Exercise objective:
Can you print every record below exactly as written?

Record extracts:

** START **

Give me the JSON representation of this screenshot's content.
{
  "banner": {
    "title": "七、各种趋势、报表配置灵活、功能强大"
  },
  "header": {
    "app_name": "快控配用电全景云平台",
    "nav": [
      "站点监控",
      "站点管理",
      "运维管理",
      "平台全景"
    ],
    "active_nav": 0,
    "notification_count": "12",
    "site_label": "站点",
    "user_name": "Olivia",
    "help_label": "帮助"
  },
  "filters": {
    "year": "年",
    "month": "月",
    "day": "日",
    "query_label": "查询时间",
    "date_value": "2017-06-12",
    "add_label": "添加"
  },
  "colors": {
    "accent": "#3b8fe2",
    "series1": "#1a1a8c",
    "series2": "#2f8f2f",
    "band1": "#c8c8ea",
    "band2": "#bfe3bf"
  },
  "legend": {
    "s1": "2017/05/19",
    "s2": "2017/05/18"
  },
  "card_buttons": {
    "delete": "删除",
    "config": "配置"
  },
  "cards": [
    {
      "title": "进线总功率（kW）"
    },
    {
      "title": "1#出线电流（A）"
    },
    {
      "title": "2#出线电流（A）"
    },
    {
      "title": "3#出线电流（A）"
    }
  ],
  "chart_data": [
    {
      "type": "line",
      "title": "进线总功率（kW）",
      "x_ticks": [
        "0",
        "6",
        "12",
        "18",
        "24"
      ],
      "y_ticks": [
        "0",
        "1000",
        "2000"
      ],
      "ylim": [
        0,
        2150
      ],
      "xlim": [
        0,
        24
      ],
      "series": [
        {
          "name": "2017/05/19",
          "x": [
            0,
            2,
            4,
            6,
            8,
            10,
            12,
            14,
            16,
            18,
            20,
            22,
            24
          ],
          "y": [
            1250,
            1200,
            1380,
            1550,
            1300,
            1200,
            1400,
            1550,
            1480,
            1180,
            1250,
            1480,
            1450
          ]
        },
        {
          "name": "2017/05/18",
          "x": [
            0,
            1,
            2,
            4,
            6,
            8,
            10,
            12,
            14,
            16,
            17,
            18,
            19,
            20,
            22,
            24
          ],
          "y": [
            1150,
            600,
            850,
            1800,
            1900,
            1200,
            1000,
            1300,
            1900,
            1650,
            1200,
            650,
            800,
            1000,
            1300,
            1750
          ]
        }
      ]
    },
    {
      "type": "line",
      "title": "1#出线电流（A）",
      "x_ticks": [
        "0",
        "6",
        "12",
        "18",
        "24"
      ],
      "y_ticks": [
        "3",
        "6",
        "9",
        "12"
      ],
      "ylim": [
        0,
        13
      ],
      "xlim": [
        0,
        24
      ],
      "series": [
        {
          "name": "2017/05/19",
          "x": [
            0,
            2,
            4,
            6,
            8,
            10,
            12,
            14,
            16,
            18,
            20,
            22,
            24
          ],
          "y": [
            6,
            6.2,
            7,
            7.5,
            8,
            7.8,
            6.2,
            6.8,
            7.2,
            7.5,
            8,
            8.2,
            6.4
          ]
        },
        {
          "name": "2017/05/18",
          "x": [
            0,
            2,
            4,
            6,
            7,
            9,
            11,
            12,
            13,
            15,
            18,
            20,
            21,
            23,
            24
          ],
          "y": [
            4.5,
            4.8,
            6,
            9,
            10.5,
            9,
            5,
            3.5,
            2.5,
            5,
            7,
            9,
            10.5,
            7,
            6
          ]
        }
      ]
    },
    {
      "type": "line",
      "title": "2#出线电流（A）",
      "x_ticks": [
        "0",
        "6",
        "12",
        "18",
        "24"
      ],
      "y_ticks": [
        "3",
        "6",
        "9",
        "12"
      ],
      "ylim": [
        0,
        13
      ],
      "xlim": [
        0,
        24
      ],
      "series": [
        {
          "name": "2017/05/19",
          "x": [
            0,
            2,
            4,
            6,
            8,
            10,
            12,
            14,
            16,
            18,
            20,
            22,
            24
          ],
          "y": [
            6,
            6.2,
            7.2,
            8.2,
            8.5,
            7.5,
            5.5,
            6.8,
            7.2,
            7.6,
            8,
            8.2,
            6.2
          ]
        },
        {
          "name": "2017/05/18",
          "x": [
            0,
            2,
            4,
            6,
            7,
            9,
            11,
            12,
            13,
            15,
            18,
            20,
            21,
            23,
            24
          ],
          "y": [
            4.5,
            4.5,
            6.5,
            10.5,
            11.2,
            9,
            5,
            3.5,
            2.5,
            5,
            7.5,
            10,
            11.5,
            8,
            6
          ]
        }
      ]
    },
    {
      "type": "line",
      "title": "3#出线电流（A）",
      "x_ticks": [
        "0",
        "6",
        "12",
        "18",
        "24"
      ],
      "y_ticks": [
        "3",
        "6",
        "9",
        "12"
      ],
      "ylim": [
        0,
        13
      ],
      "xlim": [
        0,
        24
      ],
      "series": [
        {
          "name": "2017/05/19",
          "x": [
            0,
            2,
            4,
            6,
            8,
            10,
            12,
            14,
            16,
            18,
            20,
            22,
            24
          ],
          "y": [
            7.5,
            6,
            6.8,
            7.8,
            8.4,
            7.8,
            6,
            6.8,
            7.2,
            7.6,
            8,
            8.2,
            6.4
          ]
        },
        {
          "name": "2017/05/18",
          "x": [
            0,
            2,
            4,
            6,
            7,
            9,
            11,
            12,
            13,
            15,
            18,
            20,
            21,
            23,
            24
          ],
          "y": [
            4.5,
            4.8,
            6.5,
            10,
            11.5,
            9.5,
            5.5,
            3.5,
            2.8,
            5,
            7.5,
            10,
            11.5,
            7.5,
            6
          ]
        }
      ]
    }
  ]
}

** END **

Correct response:
Give me the JSON representation of this screenshot's content.
{
  "banner": {
    "title": "七、各种趋势、报表配置灵活、功能强大"
  },
  "header": {
    "app_name": "快控配用电全景云平台",
    "nav": [
      "站点监控",
      "站点管理",
      "运维管理",
      "平台全景"
    ],
    "active_nav": 0,
    "notification_count": "12",
    "site_label": "站点",
    "user_name": "Olivia",
    "help_label": "帮助"
  },
  "filters": {
    "year": "年",
    "month": "月",
    "day": "日",
    "query_label": "查询时间",
    "date_value": "2017-06-12",
    "add_label": "添加"
  },
  "colors": {
    "accent": "#3b8fe2",
    "series1": "#1a1a8c",
    "series2": "#2f8f2f",
    "band1": "#c8c8ea",
    "band2": "#bfe3bf"
  },
  "legend": {
    "s1": "2017/05/19",
    "s2": "2017/05/18"
  },
  "card_buttons": {
    "delete": "删除",
    "config": "配置"
  },
  "cards": [
    {
      "title": "进线总功率（kW）"
    },
    {
      "title": "1#出线电流（A）"
    },
    {
      "title": "2#出线电流（A）"
    },
    {
      "title": "3#出线电流（A）"
    }
  ],
  "chart_data": [
    {
      "type": "line",
      "title": "进线总功率（kW）",
      "x_ticks": [
        "0",
        "6",
        "12",
        "18",
        "24"
      ],
      "y_ticks": [
        "0",
        "1000",
        "2000"
      ],
      "ylim": [
        0,
        2150
      ],
      "xlim": [
        0,
        24
      ],
      "series": [
        {
          "name": "2017/05/19",
          "x": [
            0,
            2,
            4,
            6,
            8,
            10,
            12,
            14,
            16,
            18,
            20,
            22,
            24
          ],
          "y": [
            1250,
            1200,
            1380,
            1550,
            1300,
            1200,
            1400,
            1550,
            1480,
            1180,
            1250,
            1480,
            1450
          ]
        },
        {
          "name": "2017/05/18",
          "x": [
            0,
            1,
            2,
            4,
            6,
            8,
            10,
            12,
            14,
            16,
            17,
            18,
            19,
            20,
            22,
            24
          ],
          "y": [
            1150,
            600,
            850,
            1800,
            1900,
            1200,
            1000,
            1300,
            1900,
            1650,
            1200,
            650,
            800,
            1000,
            1300,
            1750
          ]
        }
      ]
    },
    {
      "type": "line",
      "title": "1#出线电流（A）",
      "x_ticks": [
        "0",
        "6",
        "12",
        "18",
        "24"
      ],
      "y_ticks": [
        "3",
        "6",
        "9",
        "12"
      ],
      "ylim": [
        0,
        13
      ],
      "xlim": [
        0,
        24
      ],
      "series": [
        {
          "name": "2017/05/19",
          "x": [
            0,
            2,
            4,
            6,
            8,
            10,
            12,
            14,
            16,
            18,
            20,
            22,
            24
          ],
          "y": [
            6,
            6.2,
            7,
            7.5,
            8,
            7.8,
            6.2,
            6.8,
            7.2,
            7.5,
            8,
            8.2,
            6.4
          ]
        },
        {
          "name": "2017/05/18",
          "x": [
            0,
            2,
            4,
            6,
            7,
            9,
            11,
            12,
            13,
            15,
            18,
            20,
            21,
            23,
            24
          ],
          "y": [
            4.5,
            4.8,
            6,
            9,
            10.5,
            9,
            5,
            3.5,
            2.5,
            5,
            7,
            9,
            10.5,
            7,
            6
          ]
        }
      ]
    },
    {
      "type": "line",
      "title": "2#出线电流（A）",
      "x_ticks": [
        "0",
        "6",
        "12",
        "18",
        "24"
      ],
      "y_ticks": [
        "3",
        "6",
        "9",
        "12"
      ],
      "ylim": [
        0,
        13
      ],
      "xlim": [
        0,
        24
      ],
      "series": [
        {
          "name": "2017/05/19",
          "x": [
            0,
            2,
            4,
            6,
            8,
            10,
            12,
            14,
            16,
            18,
            20,
            22,
            24
          ],
          "y": [
            6,
            6.2,
            7.2,
            8.2,
            8.5,
            7.5,
            5.5,
            6.8,
            7.2,
            7.6,
            8,
            8.2,
            6.2
          ]
        },
        {
          "name": "2017/05/18",
          "x": [
            0,
            2,
            4,
            6,
            7,
            9,
            11,
            12,
            13,
            15,
            18,
            20,
            21,
            23,
            24
          ],
          "y": [
            4.5,
            4.5,
            6.5,
            10.5,
            11.2,
            9,
            5,
            3.5,
            2.5,
            5,
            7.5,
            10,
            11.5,
            8,
            6
          ]
        }
      ]
    },
    {
      "type": "line",
      "title": "3#出线电流（A）",
      "x_ticks": [
        "0",
        "6",
        "12",
        "18",
        "24"
      ],
      "y_ticks": [
        "3",
        "6",
        "9",
        "12"
      ],
      "ylim": [
        0,
        13
      ],
      "xlim": [
        0,
        24
      ],
      "series": [
        {
          "name": "2017/05/19",
          "x": [
            0,
            2,
            4,
            6,
            8,
            10,
            12,
            14,
            16,
            18,
            20,
            22,
            24
          ],
          "y": [
            7.5,
            6,
            6.8,
            7.8,
            8.4,
            7.8,
            6,
            6.8,
            7.2,
            7.6,
            8,
            8.2,
            6.4
          ]
        },
        {
          "name": "2017/05/18",
          "x": [
            0,
            2,
            4,
            6,
            7,
            9,
            11,
            12,
            13,
            15,
            18,
            20,
            21,
            23,
            24
          ],
          "y": [
            4.5,
            4.8,
            6.5,
            10,
            11.5,
            9.5,
            5.5,
            3.5,
            2.8,
            5,
            7.5,
            10,
            11.5,
            7.5,
            6
          ]
        }
      ]
    }
  ]
}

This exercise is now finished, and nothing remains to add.